Figure record extracts:
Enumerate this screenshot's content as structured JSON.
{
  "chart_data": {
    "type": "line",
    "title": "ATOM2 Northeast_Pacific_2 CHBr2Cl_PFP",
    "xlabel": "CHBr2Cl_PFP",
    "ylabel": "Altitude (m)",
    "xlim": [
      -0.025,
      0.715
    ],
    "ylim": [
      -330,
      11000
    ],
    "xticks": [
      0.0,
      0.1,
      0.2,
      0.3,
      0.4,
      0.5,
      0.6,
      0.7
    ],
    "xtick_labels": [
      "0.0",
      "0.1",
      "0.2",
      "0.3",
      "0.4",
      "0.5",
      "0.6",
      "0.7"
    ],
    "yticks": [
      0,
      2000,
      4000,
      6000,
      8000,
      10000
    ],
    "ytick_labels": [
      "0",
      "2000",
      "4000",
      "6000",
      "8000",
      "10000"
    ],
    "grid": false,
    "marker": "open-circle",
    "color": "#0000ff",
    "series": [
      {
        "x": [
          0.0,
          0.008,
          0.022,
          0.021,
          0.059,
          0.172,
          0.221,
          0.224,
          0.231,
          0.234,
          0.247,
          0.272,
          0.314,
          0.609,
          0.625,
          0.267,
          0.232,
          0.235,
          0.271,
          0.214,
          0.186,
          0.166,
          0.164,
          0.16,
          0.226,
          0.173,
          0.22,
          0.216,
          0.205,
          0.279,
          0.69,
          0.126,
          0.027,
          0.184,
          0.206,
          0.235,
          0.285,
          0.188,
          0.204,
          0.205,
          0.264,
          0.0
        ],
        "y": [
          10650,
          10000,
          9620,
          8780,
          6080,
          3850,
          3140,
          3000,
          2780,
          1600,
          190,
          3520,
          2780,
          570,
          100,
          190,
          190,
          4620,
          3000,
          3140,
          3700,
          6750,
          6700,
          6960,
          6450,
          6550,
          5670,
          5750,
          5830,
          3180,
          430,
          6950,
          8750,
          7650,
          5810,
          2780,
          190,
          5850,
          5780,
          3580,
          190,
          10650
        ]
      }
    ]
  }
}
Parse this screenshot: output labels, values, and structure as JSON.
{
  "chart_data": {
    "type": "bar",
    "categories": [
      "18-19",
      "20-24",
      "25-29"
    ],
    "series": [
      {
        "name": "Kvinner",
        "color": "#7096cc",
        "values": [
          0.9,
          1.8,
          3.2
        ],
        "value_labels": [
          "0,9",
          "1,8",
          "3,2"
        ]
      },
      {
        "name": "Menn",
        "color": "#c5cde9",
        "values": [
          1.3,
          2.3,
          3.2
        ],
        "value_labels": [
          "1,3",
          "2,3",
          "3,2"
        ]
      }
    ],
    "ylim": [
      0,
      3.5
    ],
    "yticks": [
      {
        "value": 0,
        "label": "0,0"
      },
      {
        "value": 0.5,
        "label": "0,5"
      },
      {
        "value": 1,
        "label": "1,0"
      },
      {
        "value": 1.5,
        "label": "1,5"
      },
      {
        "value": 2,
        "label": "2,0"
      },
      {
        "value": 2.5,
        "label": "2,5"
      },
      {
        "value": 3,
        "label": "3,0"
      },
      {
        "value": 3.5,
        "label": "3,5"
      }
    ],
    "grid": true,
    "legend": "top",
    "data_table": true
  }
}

(Given task):
Extract all lines from the material above that include the word "screenshot".

(The output):
Enumerate this screenshot's content as structured JSON.
Parse this screenshot: output labels, values, and structure as JSON.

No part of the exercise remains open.